[Listings of layout items with their boxes]
__________

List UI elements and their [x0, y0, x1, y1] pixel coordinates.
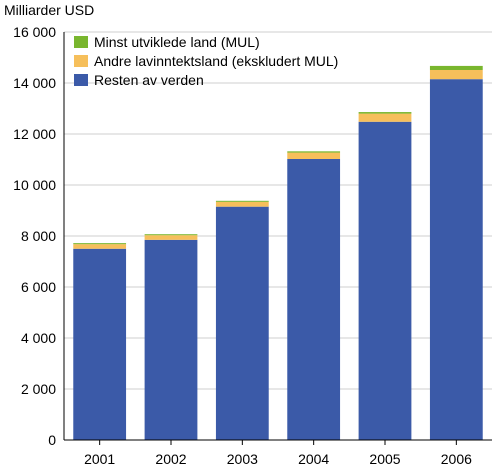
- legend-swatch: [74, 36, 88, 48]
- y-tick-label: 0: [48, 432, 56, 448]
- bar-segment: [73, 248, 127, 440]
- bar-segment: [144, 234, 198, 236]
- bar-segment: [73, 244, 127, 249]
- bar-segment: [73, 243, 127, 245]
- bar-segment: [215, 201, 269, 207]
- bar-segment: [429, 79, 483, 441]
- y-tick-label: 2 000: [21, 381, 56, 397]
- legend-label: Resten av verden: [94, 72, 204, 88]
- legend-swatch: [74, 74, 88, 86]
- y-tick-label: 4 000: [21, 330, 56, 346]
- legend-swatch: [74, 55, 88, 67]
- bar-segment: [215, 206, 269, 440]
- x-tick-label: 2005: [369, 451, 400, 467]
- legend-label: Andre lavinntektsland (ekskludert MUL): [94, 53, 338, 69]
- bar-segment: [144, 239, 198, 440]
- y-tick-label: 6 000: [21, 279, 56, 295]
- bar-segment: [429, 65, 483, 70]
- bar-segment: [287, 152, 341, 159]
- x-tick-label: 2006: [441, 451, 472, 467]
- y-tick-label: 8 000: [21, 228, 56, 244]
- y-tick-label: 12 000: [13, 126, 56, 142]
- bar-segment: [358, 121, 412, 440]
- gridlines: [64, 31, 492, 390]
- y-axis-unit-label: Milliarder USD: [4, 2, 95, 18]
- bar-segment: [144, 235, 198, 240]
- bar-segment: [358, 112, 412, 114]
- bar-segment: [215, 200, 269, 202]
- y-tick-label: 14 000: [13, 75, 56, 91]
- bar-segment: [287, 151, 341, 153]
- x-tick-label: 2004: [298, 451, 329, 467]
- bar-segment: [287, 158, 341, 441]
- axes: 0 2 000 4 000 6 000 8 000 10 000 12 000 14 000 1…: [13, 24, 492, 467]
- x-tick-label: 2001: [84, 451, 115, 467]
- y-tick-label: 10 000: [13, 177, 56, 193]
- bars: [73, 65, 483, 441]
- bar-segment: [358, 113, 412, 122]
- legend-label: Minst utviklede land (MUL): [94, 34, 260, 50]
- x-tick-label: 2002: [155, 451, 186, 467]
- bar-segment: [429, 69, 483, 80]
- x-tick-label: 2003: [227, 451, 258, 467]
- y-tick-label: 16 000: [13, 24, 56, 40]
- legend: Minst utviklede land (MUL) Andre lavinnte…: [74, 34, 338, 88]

__________

## What is being asked
Format every line of the material above as a Markdown table with the columns Row and Line. Number the rows, skip blank lines, and leave the pictures out.

## Task output
| Row | Line |
|---|---|
| 1 | List UI elements and their [x0, y0, x1, y1] pixel coordinates. |
| 2 | - legend-swatch: [74, 36, 88, 48] |
| 3 | - y-tick-label: 0: [48, 432, 56, 448] |
| 4 | - bar-segment: [73, 248, 127, 440] |
| 5 | - bar-segment: [144, 234, 198, 236] |
| 6 | - bar-segment: [73, 244, 127, 249] |
| 7 | - bar-segment: [73, 243, 127, 245] |
| 8 | - bar-segment: [215, 201, 269, 207] |
| 9 | - bar-segment: [429, 79, 483, 441] |
| 10 | - y-tick-label: 2 000: [21, 381, 56, 397] |
| 11 | - legend-label: Resten av verden: [94, 72, 204, 88] |
| 12 | - legend-swatch: [74, 74, 88, 86] |
| 13 | - y-tick-label: 4 000: [21, 330, 56, 346] |
| 14 | - legend-swatch: [74, 55, 88, 67] |
| 15 | - bar-segment: [215, 206, 269, 440] |
| 16 | - x-tick-label: 2005: [369, 451, 400, 467] |
| 17 | - legend-label: Andre lavinntektsland (ekskludert MUL): [94, 53, 338, 69] |
| 18 | - bar-segment: [144, 239, 198, 440] |
| 19 | - y-tick-label: 6 000: [21, 279, 56, 295] |
| 20 | - bar-segment: [429, 65, 483, 70] |
| 21 | - bar-segment: [287, 152, 341, 159] |
| 22 | - x-tick-label: 2006: [441, 451, 472, 467] |
| 23 | - y-tick-label: 8 000: [21, 228, 56, 244] |
| 24 | - y-tick-label: 12 000: [13, 126, 56, 142] |
| 25 | - bar-segment: [358, 121, 412, 440] |
| 26 | - gridlines: [64, 31, 492, 390] |
| 27 | - y-axis-unit-label: Milliarder USD: [4, 2, 95, 18] |
| 28 | - bar-segment: [144, 235, 198, 240] |
| 29 | - bar-segment: [358, 112, 412, 114] |
| 30 | - bar-segment: [215, 200, 269, 202] |
| 31 | - y-tick-label: 14 000: [13, 75, 56, 91] |
| 32 | - bar-segment: [287, 151, 341, 153] |
| 33 | - x-tick-label: 2004: [298, 451, 329, 467] |
| 34 | - bar-segment: [287, 158, 341, 441] |
| 35 | - axes: 0 2 000 4 000 6 000 8 000 10 000 12 000 14 000 1…: [13, 24, 492, 467] |
| 36 | - x-tick-label: 2001: [84, 451, 115, 467] |
| 37 | - y-tick-label: 10 000: [13, 177, 56, 193] |
| 38 | - bars: [73, 65, 483, 441] |
| 39 | - bar-segment: [358, 113, 412, 122] |
| 40 | - legend-label: Minst utviklede land (MUL): [94, 34, 260, 50] |
| 41 | - x-tick-label: 2002: [155, 451, 186, 467] |
| 42 | - bar-segment: [429, 69, 483, 80] |
| 43 | - x-tick-label: 2003: [227, 451, 258, 467] |
| 44 | - y-tick-label: 16 000: [13, 24, 56, 40] |
| 45 | - legend: Minst utviklede land (MUL) Andre lavinnte…: [74, 34, 338, 88] |